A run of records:
>> START

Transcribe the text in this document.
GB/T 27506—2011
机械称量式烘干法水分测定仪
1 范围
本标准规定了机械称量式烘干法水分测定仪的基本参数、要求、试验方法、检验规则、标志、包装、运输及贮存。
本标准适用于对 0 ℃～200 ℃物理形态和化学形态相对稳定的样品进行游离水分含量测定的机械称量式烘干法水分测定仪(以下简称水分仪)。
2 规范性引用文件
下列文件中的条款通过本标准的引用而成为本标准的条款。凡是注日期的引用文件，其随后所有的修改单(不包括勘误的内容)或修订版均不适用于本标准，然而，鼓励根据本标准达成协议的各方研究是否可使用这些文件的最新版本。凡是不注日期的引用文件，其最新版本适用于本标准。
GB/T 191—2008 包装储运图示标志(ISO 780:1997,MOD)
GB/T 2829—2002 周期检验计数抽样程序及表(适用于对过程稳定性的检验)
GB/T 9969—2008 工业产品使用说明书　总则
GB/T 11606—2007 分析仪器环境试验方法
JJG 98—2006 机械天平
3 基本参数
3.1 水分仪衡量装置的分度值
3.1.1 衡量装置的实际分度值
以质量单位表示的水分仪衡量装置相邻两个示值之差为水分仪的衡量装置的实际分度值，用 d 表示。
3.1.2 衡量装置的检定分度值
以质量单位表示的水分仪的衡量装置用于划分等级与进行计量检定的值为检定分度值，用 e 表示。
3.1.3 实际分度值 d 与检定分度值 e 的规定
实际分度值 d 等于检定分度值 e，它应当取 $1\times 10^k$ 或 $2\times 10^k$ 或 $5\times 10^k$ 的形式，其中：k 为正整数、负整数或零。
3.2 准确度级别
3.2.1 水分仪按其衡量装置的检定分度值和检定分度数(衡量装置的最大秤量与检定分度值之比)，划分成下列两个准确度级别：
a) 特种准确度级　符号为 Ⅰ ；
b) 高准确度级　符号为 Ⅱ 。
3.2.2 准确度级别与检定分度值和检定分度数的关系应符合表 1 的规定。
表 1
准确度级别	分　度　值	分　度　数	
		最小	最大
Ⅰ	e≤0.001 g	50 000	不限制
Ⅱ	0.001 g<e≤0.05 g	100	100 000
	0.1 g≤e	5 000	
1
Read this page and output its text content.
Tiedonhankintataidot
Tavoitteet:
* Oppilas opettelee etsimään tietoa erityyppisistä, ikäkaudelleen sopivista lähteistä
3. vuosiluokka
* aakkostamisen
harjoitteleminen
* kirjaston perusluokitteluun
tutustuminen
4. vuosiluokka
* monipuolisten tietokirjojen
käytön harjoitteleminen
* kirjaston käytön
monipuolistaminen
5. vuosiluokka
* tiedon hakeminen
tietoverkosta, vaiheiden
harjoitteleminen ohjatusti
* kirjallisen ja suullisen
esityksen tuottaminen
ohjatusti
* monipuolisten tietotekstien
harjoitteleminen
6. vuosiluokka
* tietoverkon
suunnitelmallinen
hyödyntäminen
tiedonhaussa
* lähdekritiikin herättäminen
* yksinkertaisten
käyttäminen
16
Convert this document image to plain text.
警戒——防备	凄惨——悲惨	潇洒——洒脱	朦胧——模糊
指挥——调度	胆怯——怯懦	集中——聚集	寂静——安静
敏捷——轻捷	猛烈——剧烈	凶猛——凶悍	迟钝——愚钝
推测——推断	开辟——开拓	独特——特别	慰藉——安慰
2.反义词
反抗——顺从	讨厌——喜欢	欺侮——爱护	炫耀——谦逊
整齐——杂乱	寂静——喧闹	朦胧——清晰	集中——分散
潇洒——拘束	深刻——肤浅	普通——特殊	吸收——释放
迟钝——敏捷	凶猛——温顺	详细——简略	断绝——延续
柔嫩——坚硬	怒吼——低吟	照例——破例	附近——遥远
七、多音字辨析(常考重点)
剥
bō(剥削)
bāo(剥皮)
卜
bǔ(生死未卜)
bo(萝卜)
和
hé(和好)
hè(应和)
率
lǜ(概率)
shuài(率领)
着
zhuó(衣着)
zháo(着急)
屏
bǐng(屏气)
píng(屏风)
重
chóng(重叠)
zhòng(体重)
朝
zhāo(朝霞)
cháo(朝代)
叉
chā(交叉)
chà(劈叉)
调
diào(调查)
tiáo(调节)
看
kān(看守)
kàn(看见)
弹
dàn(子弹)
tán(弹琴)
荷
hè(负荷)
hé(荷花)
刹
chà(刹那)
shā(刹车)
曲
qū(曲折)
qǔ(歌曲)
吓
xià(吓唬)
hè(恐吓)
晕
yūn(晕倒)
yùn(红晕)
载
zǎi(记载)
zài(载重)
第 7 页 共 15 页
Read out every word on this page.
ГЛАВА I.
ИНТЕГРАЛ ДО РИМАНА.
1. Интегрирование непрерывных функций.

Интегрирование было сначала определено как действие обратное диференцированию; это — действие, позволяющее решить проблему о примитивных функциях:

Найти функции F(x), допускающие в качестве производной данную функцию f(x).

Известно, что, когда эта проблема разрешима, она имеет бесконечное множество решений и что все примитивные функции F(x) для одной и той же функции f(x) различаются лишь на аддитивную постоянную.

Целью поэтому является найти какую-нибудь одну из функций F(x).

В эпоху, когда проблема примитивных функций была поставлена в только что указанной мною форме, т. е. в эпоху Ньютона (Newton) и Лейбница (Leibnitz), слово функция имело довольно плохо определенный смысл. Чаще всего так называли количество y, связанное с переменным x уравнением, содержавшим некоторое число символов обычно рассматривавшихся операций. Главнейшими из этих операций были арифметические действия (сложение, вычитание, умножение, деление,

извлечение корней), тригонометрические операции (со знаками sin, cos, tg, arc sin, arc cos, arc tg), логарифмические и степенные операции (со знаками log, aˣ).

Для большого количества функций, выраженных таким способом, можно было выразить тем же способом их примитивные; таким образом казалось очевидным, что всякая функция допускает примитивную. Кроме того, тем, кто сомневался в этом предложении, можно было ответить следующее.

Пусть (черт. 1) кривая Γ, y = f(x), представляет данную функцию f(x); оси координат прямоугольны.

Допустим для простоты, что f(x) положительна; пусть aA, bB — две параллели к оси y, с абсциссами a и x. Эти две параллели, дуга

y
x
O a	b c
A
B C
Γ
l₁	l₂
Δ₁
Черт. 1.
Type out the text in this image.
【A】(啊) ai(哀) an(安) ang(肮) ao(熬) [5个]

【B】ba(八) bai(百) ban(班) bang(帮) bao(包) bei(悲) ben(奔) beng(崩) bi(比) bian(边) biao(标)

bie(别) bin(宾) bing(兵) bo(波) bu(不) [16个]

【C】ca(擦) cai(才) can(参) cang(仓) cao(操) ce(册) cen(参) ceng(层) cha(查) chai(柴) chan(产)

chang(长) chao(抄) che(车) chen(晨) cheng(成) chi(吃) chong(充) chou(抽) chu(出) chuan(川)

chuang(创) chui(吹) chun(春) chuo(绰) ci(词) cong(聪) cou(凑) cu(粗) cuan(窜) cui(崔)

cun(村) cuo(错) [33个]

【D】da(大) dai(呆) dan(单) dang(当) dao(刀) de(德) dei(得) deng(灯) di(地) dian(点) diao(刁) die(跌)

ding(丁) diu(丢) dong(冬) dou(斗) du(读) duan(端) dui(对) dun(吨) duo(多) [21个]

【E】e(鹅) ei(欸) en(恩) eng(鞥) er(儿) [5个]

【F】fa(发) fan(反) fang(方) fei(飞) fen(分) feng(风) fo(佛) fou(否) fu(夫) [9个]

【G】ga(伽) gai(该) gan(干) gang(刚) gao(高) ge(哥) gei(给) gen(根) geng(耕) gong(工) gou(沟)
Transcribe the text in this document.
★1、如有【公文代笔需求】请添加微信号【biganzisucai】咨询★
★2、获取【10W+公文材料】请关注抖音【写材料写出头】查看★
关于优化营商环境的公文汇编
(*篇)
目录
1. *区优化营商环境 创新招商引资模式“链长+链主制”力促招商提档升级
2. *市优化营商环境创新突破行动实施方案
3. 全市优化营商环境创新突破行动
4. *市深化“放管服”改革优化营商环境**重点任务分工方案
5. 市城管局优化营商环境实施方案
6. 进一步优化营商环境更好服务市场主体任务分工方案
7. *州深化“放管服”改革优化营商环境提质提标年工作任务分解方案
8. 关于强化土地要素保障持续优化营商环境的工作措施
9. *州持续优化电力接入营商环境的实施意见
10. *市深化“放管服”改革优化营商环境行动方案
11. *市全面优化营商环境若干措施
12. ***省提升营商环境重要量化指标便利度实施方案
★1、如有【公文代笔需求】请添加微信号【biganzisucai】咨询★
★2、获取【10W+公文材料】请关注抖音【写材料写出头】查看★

>> END

*Aim of the exercise*.
Wherever the word "функцию" occurs in a line of the listing, copy that line.

*Reply*.
Найти функции F(x), допускающие в качестве производной данную функцию f(x).
Пусть (черт. 1) кривая Γ, y = f(x), представляет данную функцию f(x); оси координат прямоугольны.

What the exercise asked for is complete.